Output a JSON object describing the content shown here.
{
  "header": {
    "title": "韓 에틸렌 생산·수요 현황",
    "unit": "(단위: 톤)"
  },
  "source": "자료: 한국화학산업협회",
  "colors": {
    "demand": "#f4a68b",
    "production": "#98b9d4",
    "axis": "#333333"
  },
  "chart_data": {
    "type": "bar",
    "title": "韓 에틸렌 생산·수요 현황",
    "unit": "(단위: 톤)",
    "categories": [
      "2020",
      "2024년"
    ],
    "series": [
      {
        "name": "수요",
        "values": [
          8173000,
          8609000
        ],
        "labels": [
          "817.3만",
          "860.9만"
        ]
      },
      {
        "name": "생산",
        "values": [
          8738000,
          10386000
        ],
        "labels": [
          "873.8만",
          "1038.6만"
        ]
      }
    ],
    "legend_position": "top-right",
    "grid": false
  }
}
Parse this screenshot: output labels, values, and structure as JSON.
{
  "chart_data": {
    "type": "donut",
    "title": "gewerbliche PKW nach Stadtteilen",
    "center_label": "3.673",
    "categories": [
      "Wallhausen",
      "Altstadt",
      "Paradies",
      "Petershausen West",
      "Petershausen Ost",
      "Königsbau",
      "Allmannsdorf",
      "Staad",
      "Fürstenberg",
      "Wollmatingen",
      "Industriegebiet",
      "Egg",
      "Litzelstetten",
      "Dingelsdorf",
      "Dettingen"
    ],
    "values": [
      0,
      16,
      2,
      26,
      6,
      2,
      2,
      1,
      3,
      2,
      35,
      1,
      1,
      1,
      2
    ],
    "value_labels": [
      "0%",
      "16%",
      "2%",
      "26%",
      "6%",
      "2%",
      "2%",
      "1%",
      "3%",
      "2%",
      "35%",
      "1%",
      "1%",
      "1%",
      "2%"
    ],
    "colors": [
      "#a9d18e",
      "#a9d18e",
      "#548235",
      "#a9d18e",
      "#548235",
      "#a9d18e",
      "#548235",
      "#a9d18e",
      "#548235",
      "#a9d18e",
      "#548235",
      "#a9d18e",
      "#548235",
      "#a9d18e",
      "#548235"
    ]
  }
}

EXERCISE BRIEF » Each record above must be given again exactly.

TASK RESPONSE »
Output a JSON object describing the content shown here.
{
  "header": {
    "title": "韓 에틸렌 생산·수요 현황",
    "unit": "(단위: 톤)"
  },
  "source": "자료: 한국화학산업협회",
  "colors": {
    "demand": "#f4a68b",
    "production": "#98b9d4",
    "axis": "#333333"
  },
  "chart_data": {
    "type": "bar",
    "title": "韓 에틸렌 생산·수요 현황",
    "unit": "(단위: 톤)",
    "categories": [
      "2020",
      "2024년"
    ],
    "series": [
      {
        "name": "수요",
        "values": [
          8173000,
          8609000
        ],
        "labels": [
          "817.3만",
          "860.9만"
        ]
      },
      {
        "name": "생산",
        "values": [
          8738000,
          10386000
        ],
        "labels": [
          "873.8만",
          "1038.6만"
        ]
      }
    ],
    "legend_position": "top-right",
    "grid": false
  }
}
Parse this screenshot: output labels, values, and structure as JSON.
{
  "chart_data": {
    "type": "donut",
    "title": "gewerbliche PKW nach Stadtteilen",
    "center_label": "3.673",
    "categories": [
      "Wallhausen",
      "Altstadt",
      "Paradies",
      "Petershausen West",
      "Petershausen Ost",
      "Königsbau",
      "Allmannsdorf",
      "Staad",
      "Fürstenberg",
      "Wollmatingen",
      "Industriegebiet",
      "Egg",
      "Litzelstetten",
      "Dingelsdorf",
      "Dettingen"
    ],
    "values": [
      0,
      16,
      2,
      26,
      6,
      2,
      2,
      1,
      3,
      2,
      35,
      1,
      1,
      1,
      2
    ],
    "value_labels": [
      "0%",
      "16%",
      "2%",
      "26%",
      "6%",
      "2%",
      "2%",
      "1%",
      "3%",
      "2%",
      "35%",
      "1%",
      "1%",
      "1%",
      "2%"
    ],
    "colors": [
      "#a9d18e",
      "#a9d18e",
      "#548235",
      "#a9d18e",
      "#548235",
      "#a9d18e",
      "#548235",
      "#a9d18e",
      "#548235",
      "#a9d18e",
      "#548235",
      "#a9d18e",
      "#548235",
      "#a9d18e",
      "#548235"
    ]
  }
}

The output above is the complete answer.